- Data supplied -
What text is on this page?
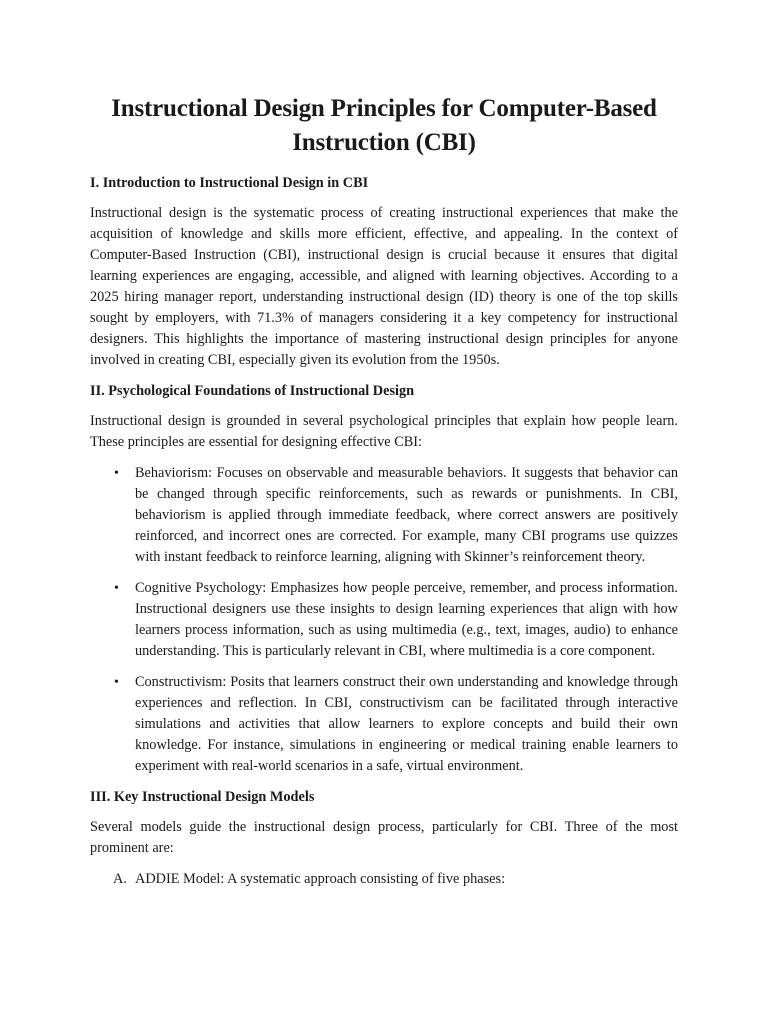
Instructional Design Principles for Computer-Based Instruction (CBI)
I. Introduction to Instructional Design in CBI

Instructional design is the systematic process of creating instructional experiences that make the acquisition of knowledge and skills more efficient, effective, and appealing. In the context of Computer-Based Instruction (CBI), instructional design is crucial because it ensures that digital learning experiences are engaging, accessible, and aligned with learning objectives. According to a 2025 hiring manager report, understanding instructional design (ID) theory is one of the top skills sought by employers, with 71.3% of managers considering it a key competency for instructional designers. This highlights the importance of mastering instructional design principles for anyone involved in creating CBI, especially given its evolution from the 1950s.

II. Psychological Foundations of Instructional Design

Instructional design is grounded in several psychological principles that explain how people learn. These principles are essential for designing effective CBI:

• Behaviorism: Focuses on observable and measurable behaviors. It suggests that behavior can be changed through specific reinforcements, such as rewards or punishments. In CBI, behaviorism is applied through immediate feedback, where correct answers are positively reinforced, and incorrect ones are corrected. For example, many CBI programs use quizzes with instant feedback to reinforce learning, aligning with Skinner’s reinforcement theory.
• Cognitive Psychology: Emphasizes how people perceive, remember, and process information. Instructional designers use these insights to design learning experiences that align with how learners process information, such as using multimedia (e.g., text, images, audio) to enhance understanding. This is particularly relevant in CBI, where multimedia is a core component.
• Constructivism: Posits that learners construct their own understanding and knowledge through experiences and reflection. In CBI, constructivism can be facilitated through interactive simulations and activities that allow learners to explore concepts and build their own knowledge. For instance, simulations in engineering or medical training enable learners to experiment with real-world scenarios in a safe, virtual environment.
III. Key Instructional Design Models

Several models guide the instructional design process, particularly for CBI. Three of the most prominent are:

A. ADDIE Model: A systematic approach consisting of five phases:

==

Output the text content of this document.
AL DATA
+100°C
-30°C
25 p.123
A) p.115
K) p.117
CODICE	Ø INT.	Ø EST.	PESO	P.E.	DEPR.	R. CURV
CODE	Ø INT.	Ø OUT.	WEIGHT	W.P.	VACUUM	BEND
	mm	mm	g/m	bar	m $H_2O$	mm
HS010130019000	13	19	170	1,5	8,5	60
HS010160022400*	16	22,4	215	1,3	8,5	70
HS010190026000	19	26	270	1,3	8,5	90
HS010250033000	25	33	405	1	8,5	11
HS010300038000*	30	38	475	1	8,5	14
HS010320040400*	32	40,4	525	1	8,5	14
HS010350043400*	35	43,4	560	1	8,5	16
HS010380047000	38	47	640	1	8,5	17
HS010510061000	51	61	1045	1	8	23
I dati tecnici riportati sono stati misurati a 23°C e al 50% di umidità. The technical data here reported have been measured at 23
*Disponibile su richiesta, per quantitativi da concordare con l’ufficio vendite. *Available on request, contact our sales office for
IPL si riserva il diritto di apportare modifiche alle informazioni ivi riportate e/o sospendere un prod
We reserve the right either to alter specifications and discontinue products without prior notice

- Stated task -
Gather each line of the records holding the string "through".

- Written response -
• Behaviorism: Focuses on observable and measurable behaviors. It suggests that behavior can be changed through specific reinforcements, such as rewards or punishments. In CBI, behaviorism is applied through immediate feedback, where correct answers are positively reinforced, and incorrect ones are corrected. For example, many CBI programs use quizzes with instant feedback to reinforce learning, aligning with Skinner’s reinforcement theory.
• Constructivism: Posits that learners construct their own understanding and knowledge through experiences and reflection. In CBI, constructivism can be facilitated through interactive simulations and activities that allow learners to explore concepts and build their own knowledge. For instance, simulations in engineering or medical training enable learners to experiment with real-world scenarios in a safe, virtual environment.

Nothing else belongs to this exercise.